> **Stored records**
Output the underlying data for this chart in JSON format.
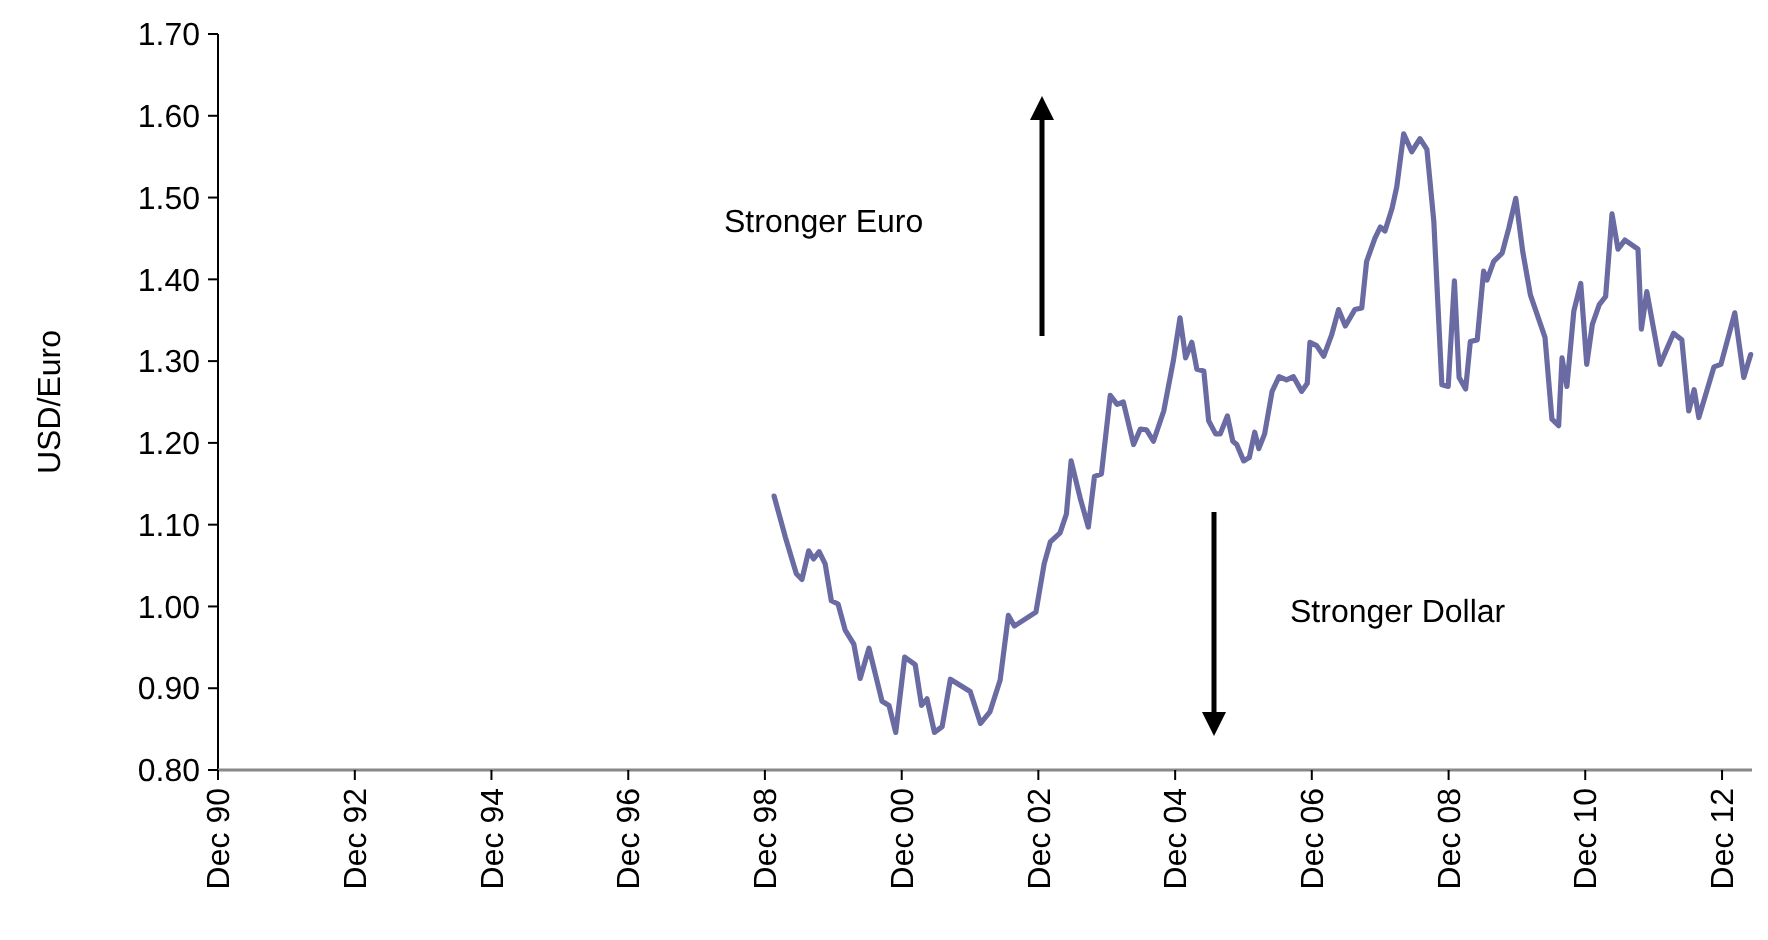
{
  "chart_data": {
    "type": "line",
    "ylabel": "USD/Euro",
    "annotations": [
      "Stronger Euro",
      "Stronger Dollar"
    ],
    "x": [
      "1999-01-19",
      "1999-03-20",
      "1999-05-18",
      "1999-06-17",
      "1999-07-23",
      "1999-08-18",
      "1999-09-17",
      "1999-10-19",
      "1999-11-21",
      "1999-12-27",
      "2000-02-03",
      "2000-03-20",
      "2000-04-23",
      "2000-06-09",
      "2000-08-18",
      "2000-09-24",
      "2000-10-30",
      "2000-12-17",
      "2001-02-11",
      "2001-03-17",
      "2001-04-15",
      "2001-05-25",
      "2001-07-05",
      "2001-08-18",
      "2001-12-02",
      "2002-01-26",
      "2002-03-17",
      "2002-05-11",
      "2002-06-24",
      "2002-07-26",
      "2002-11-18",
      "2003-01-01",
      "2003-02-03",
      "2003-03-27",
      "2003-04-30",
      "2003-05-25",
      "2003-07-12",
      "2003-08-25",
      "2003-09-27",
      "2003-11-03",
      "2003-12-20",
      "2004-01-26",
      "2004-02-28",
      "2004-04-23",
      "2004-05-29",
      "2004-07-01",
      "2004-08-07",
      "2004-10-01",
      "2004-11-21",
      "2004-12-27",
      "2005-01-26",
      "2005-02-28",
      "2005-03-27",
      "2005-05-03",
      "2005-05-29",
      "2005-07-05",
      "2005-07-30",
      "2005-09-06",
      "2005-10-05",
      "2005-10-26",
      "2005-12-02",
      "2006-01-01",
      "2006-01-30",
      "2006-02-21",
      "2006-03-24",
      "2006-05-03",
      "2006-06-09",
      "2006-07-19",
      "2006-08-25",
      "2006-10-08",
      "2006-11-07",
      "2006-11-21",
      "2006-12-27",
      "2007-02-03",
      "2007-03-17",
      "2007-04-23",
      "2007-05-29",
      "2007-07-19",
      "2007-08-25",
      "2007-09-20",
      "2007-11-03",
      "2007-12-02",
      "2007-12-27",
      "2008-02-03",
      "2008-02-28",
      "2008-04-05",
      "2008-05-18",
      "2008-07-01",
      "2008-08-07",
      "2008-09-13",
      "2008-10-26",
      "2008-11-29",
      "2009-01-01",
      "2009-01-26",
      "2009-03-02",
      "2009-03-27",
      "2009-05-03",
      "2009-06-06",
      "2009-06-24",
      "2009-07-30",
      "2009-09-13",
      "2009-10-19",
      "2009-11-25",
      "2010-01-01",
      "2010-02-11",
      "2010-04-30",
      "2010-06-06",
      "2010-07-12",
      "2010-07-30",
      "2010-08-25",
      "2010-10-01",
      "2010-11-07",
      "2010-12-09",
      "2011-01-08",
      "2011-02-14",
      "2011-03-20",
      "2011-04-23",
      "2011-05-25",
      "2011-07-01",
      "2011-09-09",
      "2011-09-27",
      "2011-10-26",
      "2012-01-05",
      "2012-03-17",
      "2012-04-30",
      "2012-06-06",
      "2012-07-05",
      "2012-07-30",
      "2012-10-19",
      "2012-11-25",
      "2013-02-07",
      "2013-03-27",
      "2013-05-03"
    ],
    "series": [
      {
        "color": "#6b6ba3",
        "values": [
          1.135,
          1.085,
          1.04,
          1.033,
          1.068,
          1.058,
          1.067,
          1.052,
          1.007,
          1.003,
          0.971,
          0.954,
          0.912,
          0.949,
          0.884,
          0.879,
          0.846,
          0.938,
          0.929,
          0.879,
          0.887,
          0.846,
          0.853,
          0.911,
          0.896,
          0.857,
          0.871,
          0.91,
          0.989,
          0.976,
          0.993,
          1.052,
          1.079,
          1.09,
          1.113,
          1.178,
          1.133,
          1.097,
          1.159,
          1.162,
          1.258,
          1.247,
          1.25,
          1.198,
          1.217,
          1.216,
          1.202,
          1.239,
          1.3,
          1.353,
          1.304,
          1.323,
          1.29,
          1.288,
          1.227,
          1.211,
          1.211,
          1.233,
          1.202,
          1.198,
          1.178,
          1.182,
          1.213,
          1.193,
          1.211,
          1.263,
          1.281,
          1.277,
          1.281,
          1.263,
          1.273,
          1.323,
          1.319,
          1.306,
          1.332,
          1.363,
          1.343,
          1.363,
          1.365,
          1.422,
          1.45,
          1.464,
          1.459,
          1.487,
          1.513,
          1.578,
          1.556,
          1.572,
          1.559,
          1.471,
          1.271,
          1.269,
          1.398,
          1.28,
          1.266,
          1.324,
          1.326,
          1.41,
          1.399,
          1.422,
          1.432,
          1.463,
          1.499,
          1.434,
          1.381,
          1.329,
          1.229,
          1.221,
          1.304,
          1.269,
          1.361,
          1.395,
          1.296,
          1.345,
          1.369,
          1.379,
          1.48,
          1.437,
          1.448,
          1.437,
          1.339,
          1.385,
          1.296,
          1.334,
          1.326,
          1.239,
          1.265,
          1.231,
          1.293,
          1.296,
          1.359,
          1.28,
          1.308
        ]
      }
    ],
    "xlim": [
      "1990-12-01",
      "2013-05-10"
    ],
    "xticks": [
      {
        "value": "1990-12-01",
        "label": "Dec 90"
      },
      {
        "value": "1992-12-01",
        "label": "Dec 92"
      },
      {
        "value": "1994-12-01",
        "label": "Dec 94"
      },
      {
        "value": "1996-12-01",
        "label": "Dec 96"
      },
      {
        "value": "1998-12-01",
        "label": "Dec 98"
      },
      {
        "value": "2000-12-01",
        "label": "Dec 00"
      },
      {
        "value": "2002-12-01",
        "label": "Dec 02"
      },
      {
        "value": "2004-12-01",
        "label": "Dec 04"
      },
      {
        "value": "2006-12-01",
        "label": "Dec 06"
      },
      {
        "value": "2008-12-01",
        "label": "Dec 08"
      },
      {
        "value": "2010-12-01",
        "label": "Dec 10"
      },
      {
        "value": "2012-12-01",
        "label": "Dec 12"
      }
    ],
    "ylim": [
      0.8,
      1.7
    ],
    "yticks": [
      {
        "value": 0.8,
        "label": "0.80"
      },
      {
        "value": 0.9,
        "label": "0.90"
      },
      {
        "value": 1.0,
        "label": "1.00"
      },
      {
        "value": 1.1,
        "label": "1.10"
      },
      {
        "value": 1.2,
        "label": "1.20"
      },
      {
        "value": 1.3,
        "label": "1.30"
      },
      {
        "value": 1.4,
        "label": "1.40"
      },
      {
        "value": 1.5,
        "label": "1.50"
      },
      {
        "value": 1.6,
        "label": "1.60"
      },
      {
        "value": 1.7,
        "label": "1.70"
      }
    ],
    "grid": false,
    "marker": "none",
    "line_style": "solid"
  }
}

> **Task details**
Reproduce every line exactly and omit all pictures.

> **Written reply**
Output the underlying data for this chart in JSON format.
{
  "chart_data": {
    "type": "line",
    "ylabel": "USD/Euro",
    "annotations": [
      "Stronger Euro",
      "Stronger Dollar"
    ],
    "x": [
      "1999-01-19",
      "1999-03-20",
      "1999-05-18",
      "1999-06-17",
      "1999-07-23",
      "1999-08-18",
      "1999-09-17",
      "1999-10-19",
      "1999-11-21",
      "1999-12-27",
      "2000-02-03",
      "2000-03-20",
      "2000-04-23",
      "2000-06-09",
      "2000-08-18",
      "2000-09-24",
      "2000-10-30",
      "2000-12-17",
      "2001-02-11",
      "2001-03-17",
      "2001-04-15",
      "2001-05-25",
      "2001-07-05",
      "2001-08-18",
      "2001-12-02",
      "2002-01-26",
      "2002-03-17",
      "2002-05-11",
      "2002-06-24",
      "2002-07-26",
      "2002-11-18",
      "2003-01-01",
      "2003-02-03",
      "2003-03-27",
      "2003-04-30",
      "2003-05-25",
      "2003-07-12",
      "2003-08-25",
      "2003-09-27",
      "2003-11-03",
      "2003-12-20",
      "2004-01-26",
      "2004-02-28",
      "2004-04-23",
      "2004-05-29",
      "2004-07-01",
      "2004-08-07",
      "2004-10-01",
      "2004-11-21",
      "2004-12-27",
      "2005-01-26",
      "2005-02-28",
      "2005-03-27",
      "2005-05-03",
      "2005-05-29",
      "2005-07-05",
      "2005-07-30",
      "2005-09-06",
      "2005-10-05",
      "2005-10-26",
      "2005-12-02",
      "2006-01-01",
      "2006-01-30",
      "2006-02-21",
      "2006-03-24",
      "2006-05-03",
      "2006-06-09",
      "2006-07-19",
      "2006-08-25",
      "2006-10-08",
      "2006-11-07",
      "2006-11-21",
      "2006-12-27",
      "2007-02-03",
      "2007-03-17",
      "2007-04-23",
      "2007-05-29",
      "2007-07-19",
      "2007-08-25",
      "2007-09-20",
      "2007-11-03",
      "2007-12-02",
      "2007-12-27",
      "2008-02-03",
      "2008-02-28",
      "2008-04-05",
      "2008-05-18",
      "2008-07-01",
      "2008-08-07",
      "2008-09-13",
      "2008-10-26",
      "2008-11-29",
      "2009-01-01",
      "2009-01-26",
      "2009-03-02",
      "2009-03-27",
      "2009-05-03",
      "2009-06-06",
      "2009-06-24",
      "2009-07-30",
      "2009-09-13",
      "2009-10-19",
      "2009-11-25",
      "2010-01-01",
      "2010-02-11",
      "2010-04-30",
      "2010-06-06",
      "2010-07-12",
      "2010-07-30",
      "2010-08-25",
      "2010-10-01",
      "2010-11-07",
      "2010-12-09",
      "2011-01-08",
      "2011-02-14",
      "2011-03-20",
      "2011-04-23",
      "2011-05-25",
      "2011-07-01",
      "2011-09-09",
      "2011-09-27",
      "2011-10-26",
      "2012-01-05",
      "2012-03-17",
      "2012-04-30",
      "2012-06-06",
      "2012-07-05",
      "2012-07-30",
      "2012-10-19",
      "2012-11-25",
      "2013-02-07",
      "2013-03-27",
      "2013-05-03"
    ],
    "series": [
      {
        "color": "#6b6ba3",
        "values": [
          1.135,
          1.085,
          1.04,
          1.033,
          1.068,
          1.058,
          1.067,
          1.052,
          1.007,
          1.003,
          0.971,
          0.954,
          0.912,
          0.949,
          0.884,
          0.879,
          0.846,
          0.938,
          0.929,
          0.879,
          0.887,
          0.846,
          0.853,
          0.911,
          0.896,
          0.857,
          0.871,
          0.91,
          0.989,
          0.976,
          0.993,
          1.052,
          1.079,
          1.09,
          1.113,
          1.178,
          1.133,
          1.097,
          1.159,
          1.162,
          1.258,
          1.247,
          1.25,
          1.198,
          1.217,
          1.216,
          1.202,
          1.239,
          1.3,
          1.353,
          1.304,
          1.323,
          1.29,
          1.288,
          1.227,
          1.211,
          1.211,
          1.233,
          1.202,
          1.198,
          1.178,
          1.182,
          1.213,
          1.193,
          1.211,
          1.263,
          1.281,
          1.277,
          1.281,
          1.263,
          1.273,
          1.323,
          1.319,
          1.306,
          1.332,
          1.363,
          1.343,
          1.363,
          1.365,
          1.422,
          1.45,
          1.464,
          1.459,
          1.487,
          1.513,
          1.578,
          1.556,
          1.572,
          1.559,
          1.471,
          1.271,
          1.269,
          1.398,
          1.28,
          1.266,
          1.324,
          1.326,
          1.41,
          1.399,
          1.422,
          1.432,
          1.463,
          1.499,
          1.434,
          1.381,
          1.329,
          1.229,
          1.221,
          1.304,
          1.269,
          1.361,
          1.395,
          1.296,
          1.345,
          1.369,
          1.379,
          1.48,
          1.437,
          1.448,
          1.437,
          1.339,
          1.385,
          1.296,
          1.334,
          1.326,
          1.239,
          1.265,
          1.231,
          1.293,
          1.296,
          1.359,
          1.28,
          1.308
        ]
      }
    ],
    "xlim": [
      "1990-12-01",
      "2013-05-10"
    ],
    "xticks": [
      {
        "value": "1990-12-01",
        "label": "Dec 90"
      },
      {
        "value": "1992-12-01",
        "label": "Dec 92"
      },
      {
        "value": "1994-12-01",
        "label": "Dec 94"
      },
      {
        "value": "1996-12-01",
        "label": "Dec 96"
      },
      {
        "value": "1998-12-01",
        "label": "Dec 98"
      },
      {
        "value": "2000-12-01",
        "label": "Dec 00"
      },
      {
        "value": "2002-12-01",
        "label": "Dec 02"
      },
      {
        "value": "2004-12-01",
        "label": "Dec 04"
      },
      {
        "value": "2006-12-01",
        "label": "Dec 06"
      },
      {
        "value": "2008-12-01",
        "label": "Dec 08"
      },
      {
        "value": "2010-12-01",
        "label": "Dec 10"
      },
      {
        "value": "2012-12-01",
        "label": "Dec 12"
      }
    ],
    "ylim": [
      0.8,
      1.7
    ],
    "yticks": [
      {
        "value": 0.8,
        "label": "0.80"
      },
      {
        "value": 0.9,
        "label": "0.90"
      },
      {
        "value": 1.0,
        "label": "1.00"
      },
      {
        "value": 1.1,
        "label": "1.10"
      },
      {
        "value": 1.2,
        "label": "1.20"
      },
      {
        "value": 1.3,
        "label": "1.30"
      },
      {
        "value": 1.4,
        "label": "1.40"
      },
      {
        "value": 1.5,
        "label": "1.50"
      },
      {
        "value": 1.6,
        "label": "1.60"
      },
      {
        "value": 1.7,
        "label": "1.70"
      }
    ],
    "grid": false,
    "marker": "none",
    "line_style": "solid"
  }
}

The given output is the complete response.